Collected data entries:
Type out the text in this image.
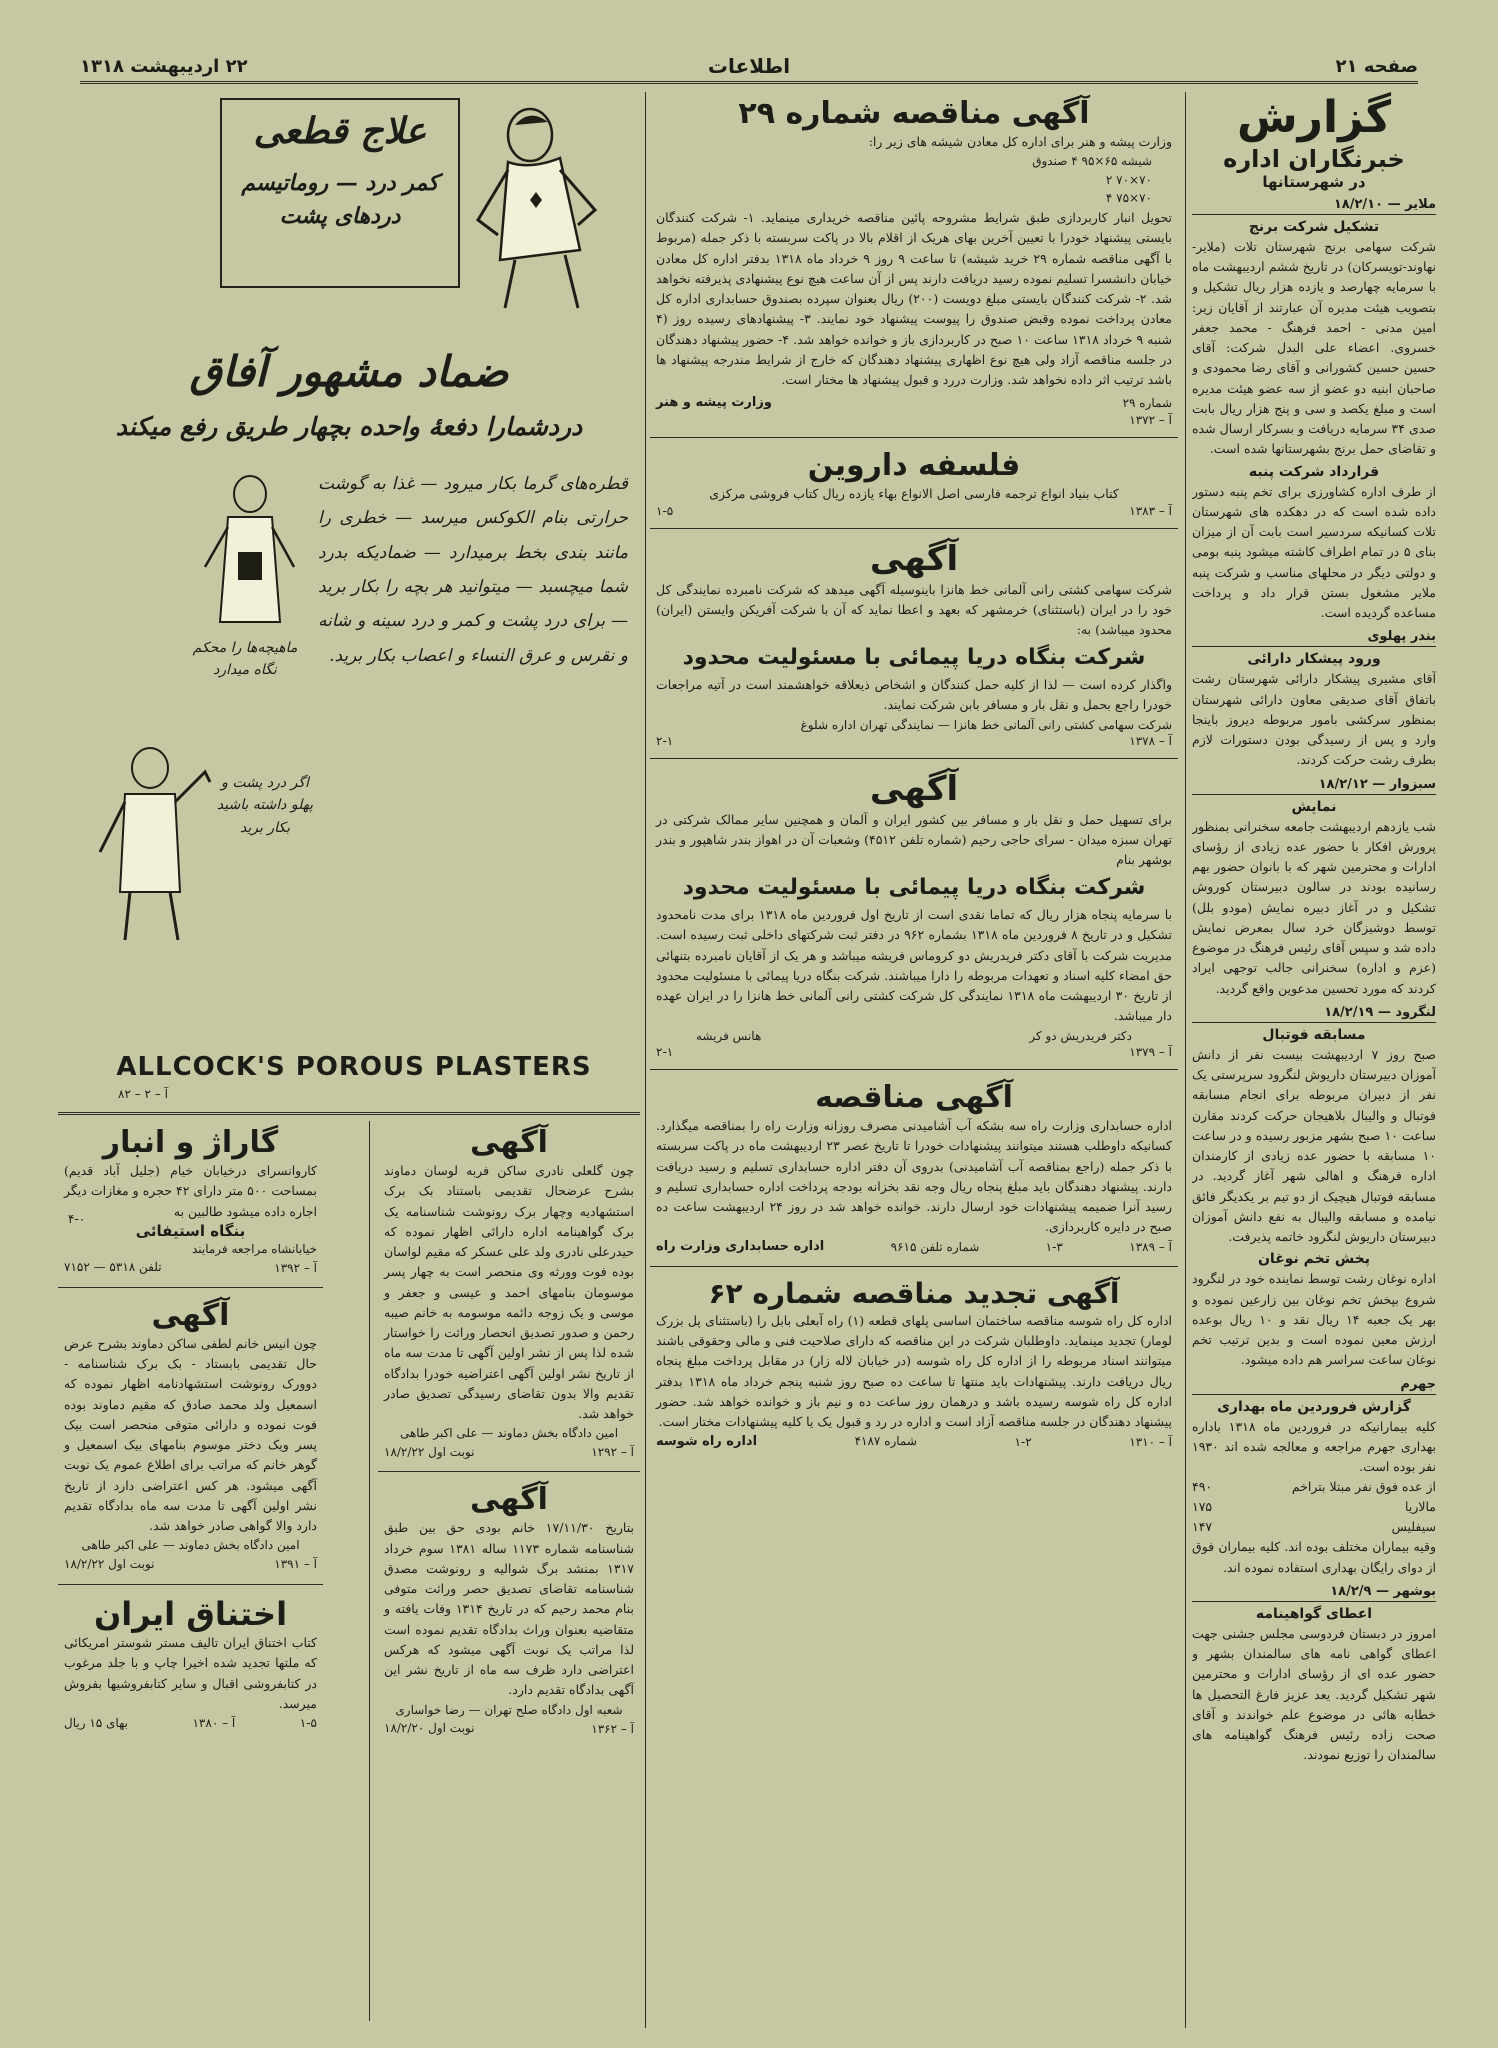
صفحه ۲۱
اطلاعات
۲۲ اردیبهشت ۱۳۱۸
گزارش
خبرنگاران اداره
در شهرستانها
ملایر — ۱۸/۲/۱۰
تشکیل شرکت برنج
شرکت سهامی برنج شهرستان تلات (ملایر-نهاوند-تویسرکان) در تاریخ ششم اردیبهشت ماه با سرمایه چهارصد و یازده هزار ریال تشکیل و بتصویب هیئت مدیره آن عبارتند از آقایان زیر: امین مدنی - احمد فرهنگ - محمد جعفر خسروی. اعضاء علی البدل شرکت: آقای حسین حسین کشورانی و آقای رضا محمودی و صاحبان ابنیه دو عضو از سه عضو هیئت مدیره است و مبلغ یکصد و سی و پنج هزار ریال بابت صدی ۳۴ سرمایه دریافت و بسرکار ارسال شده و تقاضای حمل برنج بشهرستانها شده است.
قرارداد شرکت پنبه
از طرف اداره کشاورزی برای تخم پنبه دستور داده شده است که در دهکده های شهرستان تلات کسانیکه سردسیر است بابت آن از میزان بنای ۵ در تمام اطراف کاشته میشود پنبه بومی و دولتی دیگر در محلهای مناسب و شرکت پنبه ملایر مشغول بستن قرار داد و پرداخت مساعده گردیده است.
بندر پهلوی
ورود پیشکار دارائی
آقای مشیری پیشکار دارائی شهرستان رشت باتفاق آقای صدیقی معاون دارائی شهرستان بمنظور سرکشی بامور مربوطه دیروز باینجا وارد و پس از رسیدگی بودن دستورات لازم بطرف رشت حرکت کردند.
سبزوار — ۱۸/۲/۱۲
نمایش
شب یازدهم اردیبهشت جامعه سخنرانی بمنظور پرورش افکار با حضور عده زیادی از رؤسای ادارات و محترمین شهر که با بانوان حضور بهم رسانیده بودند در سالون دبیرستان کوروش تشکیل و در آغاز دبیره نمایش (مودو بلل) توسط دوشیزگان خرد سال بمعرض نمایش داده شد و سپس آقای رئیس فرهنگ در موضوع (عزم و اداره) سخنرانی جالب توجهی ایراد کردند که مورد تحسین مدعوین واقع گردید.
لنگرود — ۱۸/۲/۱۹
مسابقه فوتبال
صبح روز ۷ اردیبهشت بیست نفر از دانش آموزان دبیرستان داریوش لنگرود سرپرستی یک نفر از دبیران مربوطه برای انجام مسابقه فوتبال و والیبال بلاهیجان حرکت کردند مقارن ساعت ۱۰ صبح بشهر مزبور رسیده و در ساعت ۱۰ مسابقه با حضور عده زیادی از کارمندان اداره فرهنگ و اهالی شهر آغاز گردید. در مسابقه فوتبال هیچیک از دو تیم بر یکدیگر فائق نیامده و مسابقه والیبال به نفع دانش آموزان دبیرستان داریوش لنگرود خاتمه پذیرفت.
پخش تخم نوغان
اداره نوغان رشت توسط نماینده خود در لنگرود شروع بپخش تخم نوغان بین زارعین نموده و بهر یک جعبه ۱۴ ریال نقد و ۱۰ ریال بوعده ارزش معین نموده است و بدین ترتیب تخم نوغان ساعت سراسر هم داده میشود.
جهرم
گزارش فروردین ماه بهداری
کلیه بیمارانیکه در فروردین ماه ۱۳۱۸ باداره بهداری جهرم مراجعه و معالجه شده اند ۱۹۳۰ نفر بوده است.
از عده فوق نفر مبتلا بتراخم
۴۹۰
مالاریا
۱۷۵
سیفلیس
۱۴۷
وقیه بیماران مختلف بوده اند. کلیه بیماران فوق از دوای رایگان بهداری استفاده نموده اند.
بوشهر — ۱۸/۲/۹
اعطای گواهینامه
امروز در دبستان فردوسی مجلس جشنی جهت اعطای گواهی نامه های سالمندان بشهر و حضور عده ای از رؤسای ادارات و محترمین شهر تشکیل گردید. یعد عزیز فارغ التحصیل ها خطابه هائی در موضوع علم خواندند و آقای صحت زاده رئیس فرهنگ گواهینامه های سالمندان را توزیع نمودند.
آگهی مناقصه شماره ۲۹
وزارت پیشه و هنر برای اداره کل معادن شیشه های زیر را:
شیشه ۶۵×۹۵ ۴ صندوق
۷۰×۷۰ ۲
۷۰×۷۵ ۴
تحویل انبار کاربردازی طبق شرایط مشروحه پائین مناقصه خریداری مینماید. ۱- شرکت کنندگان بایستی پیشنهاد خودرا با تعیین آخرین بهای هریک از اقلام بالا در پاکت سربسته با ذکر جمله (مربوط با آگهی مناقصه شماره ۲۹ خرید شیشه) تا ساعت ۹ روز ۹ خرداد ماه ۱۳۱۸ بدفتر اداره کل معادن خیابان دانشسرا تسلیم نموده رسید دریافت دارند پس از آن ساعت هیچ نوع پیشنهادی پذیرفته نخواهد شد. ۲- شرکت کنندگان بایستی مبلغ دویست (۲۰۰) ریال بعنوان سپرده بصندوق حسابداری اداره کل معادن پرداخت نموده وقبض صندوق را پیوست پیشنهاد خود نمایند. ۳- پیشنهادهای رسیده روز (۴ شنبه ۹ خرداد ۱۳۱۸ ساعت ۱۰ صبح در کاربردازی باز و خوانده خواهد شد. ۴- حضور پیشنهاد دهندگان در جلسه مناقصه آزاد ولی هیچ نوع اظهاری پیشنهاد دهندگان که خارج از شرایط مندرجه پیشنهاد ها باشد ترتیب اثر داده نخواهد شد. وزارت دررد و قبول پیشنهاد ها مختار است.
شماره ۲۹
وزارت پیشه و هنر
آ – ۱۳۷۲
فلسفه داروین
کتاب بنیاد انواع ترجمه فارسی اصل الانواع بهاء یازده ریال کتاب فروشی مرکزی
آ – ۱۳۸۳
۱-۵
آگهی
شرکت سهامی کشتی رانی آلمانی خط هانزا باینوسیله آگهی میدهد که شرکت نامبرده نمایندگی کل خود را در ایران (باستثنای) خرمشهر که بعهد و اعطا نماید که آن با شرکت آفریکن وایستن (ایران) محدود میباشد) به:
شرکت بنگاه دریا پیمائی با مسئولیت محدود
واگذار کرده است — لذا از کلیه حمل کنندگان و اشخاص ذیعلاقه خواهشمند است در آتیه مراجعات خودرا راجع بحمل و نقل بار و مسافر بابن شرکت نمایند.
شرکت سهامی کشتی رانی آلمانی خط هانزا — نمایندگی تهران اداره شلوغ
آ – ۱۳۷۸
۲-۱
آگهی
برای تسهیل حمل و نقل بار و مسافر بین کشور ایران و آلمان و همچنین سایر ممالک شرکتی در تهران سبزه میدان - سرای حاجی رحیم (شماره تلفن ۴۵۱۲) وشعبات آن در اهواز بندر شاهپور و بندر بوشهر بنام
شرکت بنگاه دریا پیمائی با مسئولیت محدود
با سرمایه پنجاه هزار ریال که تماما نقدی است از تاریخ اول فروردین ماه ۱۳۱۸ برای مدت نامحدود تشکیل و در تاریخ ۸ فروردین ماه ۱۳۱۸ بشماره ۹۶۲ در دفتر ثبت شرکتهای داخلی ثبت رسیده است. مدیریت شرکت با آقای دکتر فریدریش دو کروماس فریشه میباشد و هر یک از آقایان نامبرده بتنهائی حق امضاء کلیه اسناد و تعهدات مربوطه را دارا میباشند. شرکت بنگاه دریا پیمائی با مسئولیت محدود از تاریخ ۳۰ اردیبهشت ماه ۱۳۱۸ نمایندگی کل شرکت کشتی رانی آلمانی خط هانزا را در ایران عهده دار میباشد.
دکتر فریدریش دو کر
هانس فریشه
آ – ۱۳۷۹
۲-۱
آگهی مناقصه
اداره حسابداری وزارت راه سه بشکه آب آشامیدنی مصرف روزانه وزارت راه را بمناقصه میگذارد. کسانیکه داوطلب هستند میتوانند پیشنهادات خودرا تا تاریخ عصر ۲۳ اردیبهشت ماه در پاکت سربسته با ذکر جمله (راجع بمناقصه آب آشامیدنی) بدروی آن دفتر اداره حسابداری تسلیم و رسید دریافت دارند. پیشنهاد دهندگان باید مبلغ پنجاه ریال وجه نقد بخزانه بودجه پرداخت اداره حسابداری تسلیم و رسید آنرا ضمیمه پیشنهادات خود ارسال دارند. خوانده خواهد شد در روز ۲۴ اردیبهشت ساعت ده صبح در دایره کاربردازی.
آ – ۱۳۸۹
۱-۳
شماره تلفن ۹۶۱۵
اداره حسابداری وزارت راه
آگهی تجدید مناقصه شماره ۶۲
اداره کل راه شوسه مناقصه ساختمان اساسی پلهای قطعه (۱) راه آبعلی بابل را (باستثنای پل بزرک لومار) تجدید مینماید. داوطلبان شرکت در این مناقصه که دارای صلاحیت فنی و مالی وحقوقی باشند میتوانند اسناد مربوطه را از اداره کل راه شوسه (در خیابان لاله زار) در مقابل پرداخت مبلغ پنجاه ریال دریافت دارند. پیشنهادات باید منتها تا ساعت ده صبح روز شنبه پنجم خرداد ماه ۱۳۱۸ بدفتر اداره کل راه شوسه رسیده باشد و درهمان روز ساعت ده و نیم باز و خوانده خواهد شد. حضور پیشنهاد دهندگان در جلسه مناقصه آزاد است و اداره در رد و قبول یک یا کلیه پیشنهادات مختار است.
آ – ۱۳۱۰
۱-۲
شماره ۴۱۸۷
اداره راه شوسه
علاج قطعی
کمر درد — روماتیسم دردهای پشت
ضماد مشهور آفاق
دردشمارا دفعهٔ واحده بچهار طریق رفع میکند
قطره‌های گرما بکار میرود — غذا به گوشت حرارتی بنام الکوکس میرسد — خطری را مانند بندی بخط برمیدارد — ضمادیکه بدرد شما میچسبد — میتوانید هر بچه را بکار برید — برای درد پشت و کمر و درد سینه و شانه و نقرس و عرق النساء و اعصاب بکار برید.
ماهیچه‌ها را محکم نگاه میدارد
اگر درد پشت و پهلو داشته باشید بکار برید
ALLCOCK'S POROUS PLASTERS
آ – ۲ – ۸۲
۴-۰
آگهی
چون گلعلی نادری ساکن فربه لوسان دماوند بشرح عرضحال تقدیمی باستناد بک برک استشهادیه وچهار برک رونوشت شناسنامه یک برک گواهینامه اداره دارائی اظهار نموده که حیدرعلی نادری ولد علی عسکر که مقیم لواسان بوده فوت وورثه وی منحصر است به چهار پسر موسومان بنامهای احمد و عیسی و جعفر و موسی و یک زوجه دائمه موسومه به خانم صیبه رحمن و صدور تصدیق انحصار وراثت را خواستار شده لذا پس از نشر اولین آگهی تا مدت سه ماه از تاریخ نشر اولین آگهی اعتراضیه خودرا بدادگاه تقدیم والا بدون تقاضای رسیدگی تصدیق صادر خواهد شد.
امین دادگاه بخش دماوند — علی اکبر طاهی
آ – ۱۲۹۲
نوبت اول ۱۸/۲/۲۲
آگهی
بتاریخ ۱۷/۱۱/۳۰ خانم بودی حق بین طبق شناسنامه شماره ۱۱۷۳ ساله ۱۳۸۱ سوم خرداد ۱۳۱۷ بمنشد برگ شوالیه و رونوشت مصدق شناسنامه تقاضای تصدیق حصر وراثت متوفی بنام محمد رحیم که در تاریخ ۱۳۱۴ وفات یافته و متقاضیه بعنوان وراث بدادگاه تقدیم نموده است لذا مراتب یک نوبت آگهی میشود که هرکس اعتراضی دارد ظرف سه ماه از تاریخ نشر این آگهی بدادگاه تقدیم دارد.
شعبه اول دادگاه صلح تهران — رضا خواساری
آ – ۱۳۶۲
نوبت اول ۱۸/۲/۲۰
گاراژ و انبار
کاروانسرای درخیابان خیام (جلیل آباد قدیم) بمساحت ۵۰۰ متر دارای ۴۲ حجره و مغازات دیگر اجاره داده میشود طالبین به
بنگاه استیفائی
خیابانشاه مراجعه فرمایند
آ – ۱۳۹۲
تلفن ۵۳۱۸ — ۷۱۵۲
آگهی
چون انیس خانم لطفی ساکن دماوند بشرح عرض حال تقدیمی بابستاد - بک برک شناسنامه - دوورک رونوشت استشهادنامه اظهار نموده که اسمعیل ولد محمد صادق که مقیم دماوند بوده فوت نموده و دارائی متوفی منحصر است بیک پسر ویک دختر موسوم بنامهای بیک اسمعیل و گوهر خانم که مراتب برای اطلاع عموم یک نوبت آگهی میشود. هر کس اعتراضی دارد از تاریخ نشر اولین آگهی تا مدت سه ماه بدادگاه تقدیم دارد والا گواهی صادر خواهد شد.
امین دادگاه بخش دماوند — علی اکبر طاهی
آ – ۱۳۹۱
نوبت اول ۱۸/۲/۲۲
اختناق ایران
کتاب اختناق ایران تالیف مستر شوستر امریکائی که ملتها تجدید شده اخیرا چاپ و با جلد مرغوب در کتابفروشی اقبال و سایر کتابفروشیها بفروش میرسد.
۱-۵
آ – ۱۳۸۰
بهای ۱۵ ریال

> _Challenge_: How many lines of the data hold the string "بنگاه"? Reply with the number alone.

> _Expected output_: 4